_STATED GOAL:_
Every entry must be echoed exactly.

_DATA:_
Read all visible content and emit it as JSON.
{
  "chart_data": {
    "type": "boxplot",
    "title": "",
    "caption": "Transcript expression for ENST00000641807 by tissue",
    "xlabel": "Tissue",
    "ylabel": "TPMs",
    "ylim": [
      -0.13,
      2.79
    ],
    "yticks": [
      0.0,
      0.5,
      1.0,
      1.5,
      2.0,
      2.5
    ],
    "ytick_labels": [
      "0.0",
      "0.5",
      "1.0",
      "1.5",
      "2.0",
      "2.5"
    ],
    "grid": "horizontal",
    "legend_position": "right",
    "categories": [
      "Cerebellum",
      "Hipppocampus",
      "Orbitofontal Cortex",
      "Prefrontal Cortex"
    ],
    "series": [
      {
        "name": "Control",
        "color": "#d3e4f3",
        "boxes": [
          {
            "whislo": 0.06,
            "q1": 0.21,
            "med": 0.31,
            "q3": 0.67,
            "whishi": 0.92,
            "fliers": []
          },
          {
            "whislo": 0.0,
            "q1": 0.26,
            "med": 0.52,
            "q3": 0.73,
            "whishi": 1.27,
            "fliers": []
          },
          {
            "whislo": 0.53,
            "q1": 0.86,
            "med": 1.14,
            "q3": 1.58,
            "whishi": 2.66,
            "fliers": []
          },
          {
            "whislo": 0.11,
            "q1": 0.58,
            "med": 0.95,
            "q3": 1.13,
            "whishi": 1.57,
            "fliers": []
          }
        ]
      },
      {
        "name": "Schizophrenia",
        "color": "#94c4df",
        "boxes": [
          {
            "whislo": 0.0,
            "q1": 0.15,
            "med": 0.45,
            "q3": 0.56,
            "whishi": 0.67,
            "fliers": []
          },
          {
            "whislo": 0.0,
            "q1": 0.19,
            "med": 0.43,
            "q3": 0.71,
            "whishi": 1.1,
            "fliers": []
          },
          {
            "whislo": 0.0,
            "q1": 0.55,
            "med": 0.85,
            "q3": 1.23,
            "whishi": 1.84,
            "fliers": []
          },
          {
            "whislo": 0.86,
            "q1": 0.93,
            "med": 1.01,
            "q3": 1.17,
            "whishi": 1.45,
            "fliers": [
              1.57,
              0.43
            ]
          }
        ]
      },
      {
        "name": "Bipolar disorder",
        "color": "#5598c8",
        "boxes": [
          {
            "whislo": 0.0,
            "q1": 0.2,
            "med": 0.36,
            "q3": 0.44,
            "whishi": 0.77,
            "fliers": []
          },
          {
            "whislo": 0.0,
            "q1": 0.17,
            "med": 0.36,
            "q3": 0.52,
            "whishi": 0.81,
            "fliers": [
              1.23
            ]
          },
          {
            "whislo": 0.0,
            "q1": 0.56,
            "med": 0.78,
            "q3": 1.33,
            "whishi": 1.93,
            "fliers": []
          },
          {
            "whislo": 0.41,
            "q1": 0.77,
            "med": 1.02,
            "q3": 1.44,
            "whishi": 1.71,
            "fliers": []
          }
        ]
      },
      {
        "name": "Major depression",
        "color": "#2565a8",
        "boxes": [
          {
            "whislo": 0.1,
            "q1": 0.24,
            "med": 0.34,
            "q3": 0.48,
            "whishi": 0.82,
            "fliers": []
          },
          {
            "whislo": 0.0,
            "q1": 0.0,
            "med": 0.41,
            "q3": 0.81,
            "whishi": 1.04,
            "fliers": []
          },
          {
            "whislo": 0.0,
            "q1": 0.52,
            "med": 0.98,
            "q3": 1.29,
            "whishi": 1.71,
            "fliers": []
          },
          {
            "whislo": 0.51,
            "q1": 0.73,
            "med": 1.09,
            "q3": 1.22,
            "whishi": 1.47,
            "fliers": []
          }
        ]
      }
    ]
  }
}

_THE RESULT:_
Read all visible content and emit it as JSON.
{
  "chart_data": {
    "type": "boxplot",
    "title": "",
    "caption": "Transcript expression for ENST00000641807 by tissue",
    "xlabel": "Tissue",
    "ylabel": "TPMs",
    "ylim": [
      -0.13,
      2.79
    ],
    "yticks": [
      0.0,
      0.5,
      1.0,
      1.5,
      2.0,
      2.5
    ],
    "ytick_labels": [
      "0.0",
      "0.5",
      "1.0",
      "1.5",
      "2.0",
      "2.5"
    ],
    "grid": "horizontal",
    "legend_position": "right",
    "categories": [
      "Cerebellum",
      "Hipppocampus",
      "Orbitofontal Cortex",
      "Prefrontal Cortex"
    ],
    "series": [
      {
        "name": "Control",
        "color": "#d3e4f3",
        "boxes": [
          {
            "whislo": 0.06,
            "q1": 0.21,
            "med": 0.31,
            "q3": 0.67,
            "whishi": 0.92,
            "fliers": []
          },
          {
            "whislo": 0.0,
            "q1": 0.26,
            "med": 0.52,
            "q3": 0.73,
            "whishi": 1.27,
            "fliers": []
          },
          {
            "whislo": 0.53,
            "q1": 0.86,
            "med": 1.14,
            "q3": 1.58,
            "whishi": 2.66,
            "fliers": []
          },
          {
            "whislo": 0.11,
            "q1": 0.58,
            "med": 0.95,
            "q3": 1.13,
            "whishi": 1.57,
            "fliers": []
          }
        ]
      },
      {
        "name": "Schizophrenia",
        "color": "#94c4df",
        "boxes": [
          {
            "whislo": 0.0,
            "q1": 0.15,
            "med": 0.45,
            "q3": 0.56,
            "whishi": 0.67,
            "fliers": []
          },
          {
            "whislo": 0.0,
            "q1": 0.19,
            "med": 0.43,
            "q3": 0.71,
            "whishi": 1.1,
            "fliers": []
          },
          {
            "whislo": 0.0,
            "q1": 0.55,
            "med": 0.85,
            "q3": 1.23,
            "whishi": 1.84,
            "fliers": []
          },
          {
            "whislo": 0.86,
            "q1": 0.93,
            "med": 1.01,
            "q3": 1.17,
            "whishi": 1.45,
            "fliers": [
              1.57,
              0.43
            ]
          }
        ]
      },
      {
        "name": "Bipolar disorder",
        "color": "#5598c8",
        "boxes": [
          {
            "whislo": 0.0,
            "q1": 0.2,
            "med": 0.36,
            "q3": 0.44,
            "whishi": 0.77,
            "fliers": []
          },
          {
            "whislo": 0.0,
            "q1": 0.17,
            "med": 0.36,
            "q3": 0.52,
            "whishi": 0.81,
            "fliers": [
              1.23
            ]
          },
          {
            "whislo": 0.0,
            "q1": 0.56,
            "med": 0.78,
            "q3": 1.33,
            "whishi": 1.93,
            "fliers": []
          },
          {
            "whislo": 0.41,
            "q1": 0.77,
            "med": 1.02,
            "q3": 1.44,
            "whishi": 1.71,
            "fliers": []
          }
        ]
      },
      {
        "name": "Major depression",
        "color": "#2565a8",
        "boxes": [
          {
            "whislo": 0.1,
            "q1": 0.24,
            "med": 0.34,
            "q3": 0.48,
            "whishi": 0.82,
            "fliers": []
          },
          {
            "whislo": 0.0,
            "q1": 0.0,
            "med": 0.41,
            "q3": 0.81,
            "whishi": 1.04,
            "fliers": []
          },
          {
            "whislo": 0.0,
            "q1": 0.52,
            "med": 0.98,
            "q3": 1.29,
            "whishi": 1.71,
            "fliers": []
          },
          {
            "whislo": 0.51,
            "q1": 0.73,
            "med": 1.09,
            "q3": 1.22,
            "whishi": 1.47,
            "fliers": []
          }
        ]
      }
    ]
  }
}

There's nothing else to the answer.